_Work to do_. All records below must be retyped exactly.
* * *
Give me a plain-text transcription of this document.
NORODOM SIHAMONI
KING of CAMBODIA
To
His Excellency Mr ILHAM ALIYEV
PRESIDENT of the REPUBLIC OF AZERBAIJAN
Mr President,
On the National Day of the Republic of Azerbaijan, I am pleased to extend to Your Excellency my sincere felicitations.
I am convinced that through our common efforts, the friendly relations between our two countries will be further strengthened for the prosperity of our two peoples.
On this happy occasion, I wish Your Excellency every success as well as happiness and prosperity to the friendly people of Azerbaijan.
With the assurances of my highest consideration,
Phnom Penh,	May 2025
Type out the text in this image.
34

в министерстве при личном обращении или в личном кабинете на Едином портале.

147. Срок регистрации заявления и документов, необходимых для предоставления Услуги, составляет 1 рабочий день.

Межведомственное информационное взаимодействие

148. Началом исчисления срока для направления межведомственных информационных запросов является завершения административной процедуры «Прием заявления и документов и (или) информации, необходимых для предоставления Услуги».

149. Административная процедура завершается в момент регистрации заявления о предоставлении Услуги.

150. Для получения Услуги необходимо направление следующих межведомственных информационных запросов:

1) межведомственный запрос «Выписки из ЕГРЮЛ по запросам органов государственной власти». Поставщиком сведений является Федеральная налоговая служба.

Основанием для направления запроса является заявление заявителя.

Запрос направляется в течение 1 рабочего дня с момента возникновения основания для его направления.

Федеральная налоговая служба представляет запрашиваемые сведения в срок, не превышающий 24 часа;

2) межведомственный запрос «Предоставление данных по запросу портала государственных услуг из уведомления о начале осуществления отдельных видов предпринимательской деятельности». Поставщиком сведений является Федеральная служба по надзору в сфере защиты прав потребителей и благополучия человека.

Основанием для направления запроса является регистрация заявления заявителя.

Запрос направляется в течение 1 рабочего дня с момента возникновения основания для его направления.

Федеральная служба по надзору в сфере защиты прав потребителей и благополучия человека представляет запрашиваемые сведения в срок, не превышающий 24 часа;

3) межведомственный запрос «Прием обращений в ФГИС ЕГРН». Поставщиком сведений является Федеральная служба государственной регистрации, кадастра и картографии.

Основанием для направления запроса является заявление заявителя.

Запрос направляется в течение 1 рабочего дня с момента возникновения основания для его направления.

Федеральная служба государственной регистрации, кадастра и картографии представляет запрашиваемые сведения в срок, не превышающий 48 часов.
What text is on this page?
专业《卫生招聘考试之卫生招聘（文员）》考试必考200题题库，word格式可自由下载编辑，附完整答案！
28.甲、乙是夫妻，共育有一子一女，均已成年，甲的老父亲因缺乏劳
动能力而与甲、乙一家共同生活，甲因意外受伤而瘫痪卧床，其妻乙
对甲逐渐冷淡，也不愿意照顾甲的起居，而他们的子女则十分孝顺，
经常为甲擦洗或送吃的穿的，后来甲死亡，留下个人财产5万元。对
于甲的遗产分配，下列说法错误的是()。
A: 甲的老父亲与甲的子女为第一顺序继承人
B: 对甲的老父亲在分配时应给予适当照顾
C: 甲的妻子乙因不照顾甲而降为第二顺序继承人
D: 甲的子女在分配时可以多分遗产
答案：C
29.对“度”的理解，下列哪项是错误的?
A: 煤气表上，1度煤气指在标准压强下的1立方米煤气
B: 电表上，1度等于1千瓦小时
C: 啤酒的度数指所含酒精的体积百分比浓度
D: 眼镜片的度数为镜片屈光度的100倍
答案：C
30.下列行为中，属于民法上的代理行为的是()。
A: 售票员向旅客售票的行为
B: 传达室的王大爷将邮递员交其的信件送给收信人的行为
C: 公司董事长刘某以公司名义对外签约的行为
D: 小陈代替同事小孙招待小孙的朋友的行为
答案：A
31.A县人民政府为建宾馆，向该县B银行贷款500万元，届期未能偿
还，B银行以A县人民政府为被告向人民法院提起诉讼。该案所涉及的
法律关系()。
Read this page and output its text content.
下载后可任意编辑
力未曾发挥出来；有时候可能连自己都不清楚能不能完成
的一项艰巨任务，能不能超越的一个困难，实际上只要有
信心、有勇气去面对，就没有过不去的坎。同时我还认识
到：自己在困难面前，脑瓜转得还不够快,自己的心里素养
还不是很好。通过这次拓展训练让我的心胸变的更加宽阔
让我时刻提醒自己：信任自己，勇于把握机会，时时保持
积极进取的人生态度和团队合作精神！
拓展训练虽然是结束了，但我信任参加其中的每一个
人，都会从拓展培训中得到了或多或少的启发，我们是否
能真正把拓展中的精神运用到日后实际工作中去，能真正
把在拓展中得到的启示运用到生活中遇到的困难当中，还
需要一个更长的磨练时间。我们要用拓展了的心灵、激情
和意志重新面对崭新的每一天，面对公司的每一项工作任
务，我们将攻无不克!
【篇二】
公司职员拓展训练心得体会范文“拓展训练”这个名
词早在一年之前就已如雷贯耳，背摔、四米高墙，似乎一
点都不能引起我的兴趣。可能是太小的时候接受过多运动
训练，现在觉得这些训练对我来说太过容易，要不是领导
* * *
_Right answer_.
Give me a plain-text transcription of this document.
NORODOM SIHAMONI
KING of CAMBODIA
To
His Excellency Mr ILHAM ALIYEV
PRESIDENT of the REPUBLIC OF AZERBAIJAN
Mr President,
On the National Day of the Republic of Azerbaijan, I am pleased to extend to Your Excellency my sincere felicitations.
I am convinced that through our common efforts, the friendly relations between our two countries will be further strengthened for the prosperity of our two peoples.
On this happy occasion, I wish Your Excellency every success as well as happiness and prosperity to the friendly people of Azerbaijan.
With the assurances of my highest consideration,
Phnom Penh,	May 2025
Type out the text in this image.
34

в министерстве при личном обращении или в личном кабинете на Едином портале.

147. Срок регистрации заявления и документов, необходимых для предоставления Услуги, составляет 1 рабочий день.

Межведомственное информационное взаимодействие

148. Началом исчисления срока для направления межведомственных информационных запросов является завершения административной процедуры «Прием заявления и документов и (или) информации, необходимых для предоставления Услуги».

149. Административная процедура завершается в момент регистрации заявления о предоставлении Услуги.

150. Для получения Услуги необходимо направление следующих межведомственных информационных запросов:

1) межведомственный запрос «Выписки из ЕГРЮЛ по запросам органов государственной власти». Поставщиком сведений является Федеральная налоговая служба.

Основанием для направления запроса является заявление заявителя.

Запрос направляется в течение 1 рабочего дня с момента возникновения основания для его направления.

Федеральная налоговая служба представляет запрашиваемые сведения в срок, не превышающий 24 часа;

2) межведомственный запрос «Предоставление данных по запросу портала государственных услуг из уведомления о начале осуществления отдельных видов предпринимательской деятельности». Поставщиком сведений является Федеральная служба по надзору в сфере защиты прав потребителей и благополучия человека.

Основанием для направления запроса является регистрация заявления заявителя.

Запрос направляется в течение 1 рабочего дня с момента возникновения основания для его направления.

Федеральная служба по надзору в сфере защиты прав потребителей и благополучия человека представляет запрашиваемые сведения в срок, не превышающий 24 часа;

3) межведомственный запрос «Прием обращений в ФГИС ЕГРН». Поставщиком сведений является Федеральная служба государственной регистрации, кадастра и картографии.

Основанием для направления запроса является заявление заявителя.

Запрос направляется в течение 1 рабочего дня с момента возникновения основания для его направления.

Федеральная служба государственной регистрации, кадастра и картографии представляет запрашиваемые сведения в срок, не превышающий 48 часов.
What text is on this page?
专业《卫生招聘考试之卫生招聘（文员）》考试必考200题题库，word格式可自由下载编辑，附完整答案！
28.甲、乙是夫妻，共育有一子一女，均已成年，甲的老父亲因缺乏劳
动能力而与甲、乙一家共同生活，甲因意外受伤而瘫痪卧床，其妻乙
对甲逐渐冷淡，也不愿意照顾甲的起居，而他们的子女则十分孝顺，
经常为甲擦洗或送吃的穿的，后来甲死亡，留下个人财产5万元。对
于甲的遗产分配，下列说法错误的是()。
A: 甲的老父亲与甲的子女为第一顺序继承人
B: 对甲的老父亲在分配时应给予适当照顾
C: 甲的妻子乙因不照顾甲而降为第二顺序继承人
D: 甲的子女在分配时可以多分遗产
答案：C
29.对“度”的理解，下列哪项是错误的?
A: 煤气表上，1度煤气指在标准压强下的1立方米煤气
B: 电表上，1度等于1千瓦小时
C: 啤酒的度数指所含酒精的体积百分比浓度
D: 眼镜片的度数为镜片屈光度的100倍
答案：C
30.下列行为中，属于民法上的代理行为的是()。
A: 售票员向旅客售票的行为
B: 传达室的王大爷将邮递员交其的信件送给收信人的行为
C: 公司董事长刘某以公司名义对外签约的行为
D: 小陈代替同事小孙招待小孙的朋友的行为
答案：A
31.A县人民政府为建宾馆，向该县B银行贷款500万元，届期未能偿
还，B银行以A县人民政府为被告向人民法院提起诉讼。该案所涉及的
法律关系()。
Read this page and output its text content.
下载后可任意编辑
力未曾发挥出来；有时候可能连自己都不清楚能不能完成
的一项艰巨任务，能不能超越的一个困难，实际上只要有
信心、有勇气去面对，就没有过不去的坎。同时我还认识
到：自己在困难面前，脑瓜转得还不够快,自己的心里素养
还不是很好。通过这次拓展训练让我的心胸变的更加宽阔
让我时刻提醒自己：信任自己，勇于把握机会，时时保持
积极进取的人生态度和团队合作精神！
拓展训练虽然是结束了，但我信任参加其中的每一个
人，都会从拓展培训中得到了或多或少的启发，我们是否
能真正把拓展中的精神运用到日后实际工作中去，能真正
把在拓展中得到的启示运用到生活中遇到的困难当中，还
需要一个更长的磨练时间。我们要用拓展了的心灵、激情
和意志重新面对崭新的每一天，面对公司的每一项工作任
务，我们将攻无不克!
【篇二】
公司职员拓展训练心得体会范文“拓展训练”这个名
词早在一年之前就已如雷贯耳，背摔、四米高墙，似乎一
点都不能引起我的兴趣。可能是太小的时候接受过多运动
训练，现在觉得这些训练对我来说太过容易，要不是领导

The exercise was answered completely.